#### [Task directions]
Extract from the listing each line in which the word "Explotaciones" appears.

#### [Dataset rows]
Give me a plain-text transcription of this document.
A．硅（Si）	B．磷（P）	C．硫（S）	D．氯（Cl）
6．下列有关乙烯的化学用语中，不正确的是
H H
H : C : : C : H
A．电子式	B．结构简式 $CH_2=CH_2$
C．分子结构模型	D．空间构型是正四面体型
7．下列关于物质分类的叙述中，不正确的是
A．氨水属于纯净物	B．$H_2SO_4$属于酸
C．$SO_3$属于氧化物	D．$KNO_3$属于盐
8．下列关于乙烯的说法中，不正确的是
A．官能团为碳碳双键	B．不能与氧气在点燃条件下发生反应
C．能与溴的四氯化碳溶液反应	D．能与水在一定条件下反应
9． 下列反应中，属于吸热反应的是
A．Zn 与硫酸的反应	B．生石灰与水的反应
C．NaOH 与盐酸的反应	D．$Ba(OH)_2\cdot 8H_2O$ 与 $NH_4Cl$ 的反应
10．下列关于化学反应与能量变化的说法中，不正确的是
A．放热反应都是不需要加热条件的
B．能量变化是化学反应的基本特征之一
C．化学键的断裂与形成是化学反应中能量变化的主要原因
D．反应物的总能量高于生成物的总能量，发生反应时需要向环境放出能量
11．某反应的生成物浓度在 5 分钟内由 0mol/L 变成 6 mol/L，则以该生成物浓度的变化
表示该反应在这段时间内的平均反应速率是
...
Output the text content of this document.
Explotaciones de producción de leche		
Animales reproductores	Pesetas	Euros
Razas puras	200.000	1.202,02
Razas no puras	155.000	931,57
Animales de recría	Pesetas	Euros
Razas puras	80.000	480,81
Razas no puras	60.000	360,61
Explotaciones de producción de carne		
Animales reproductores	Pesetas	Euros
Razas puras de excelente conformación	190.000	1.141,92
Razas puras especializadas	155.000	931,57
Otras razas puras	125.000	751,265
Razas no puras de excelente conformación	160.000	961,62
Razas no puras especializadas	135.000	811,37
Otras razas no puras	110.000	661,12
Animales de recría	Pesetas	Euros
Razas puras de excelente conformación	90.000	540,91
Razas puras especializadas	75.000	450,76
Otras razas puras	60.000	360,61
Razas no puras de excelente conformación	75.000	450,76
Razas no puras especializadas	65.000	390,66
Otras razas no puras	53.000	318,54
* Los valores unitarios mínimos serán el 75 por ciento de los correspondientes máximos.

#### [Correct result]
Explotaciones de producción de leche		
Explotaciones de producción de carne		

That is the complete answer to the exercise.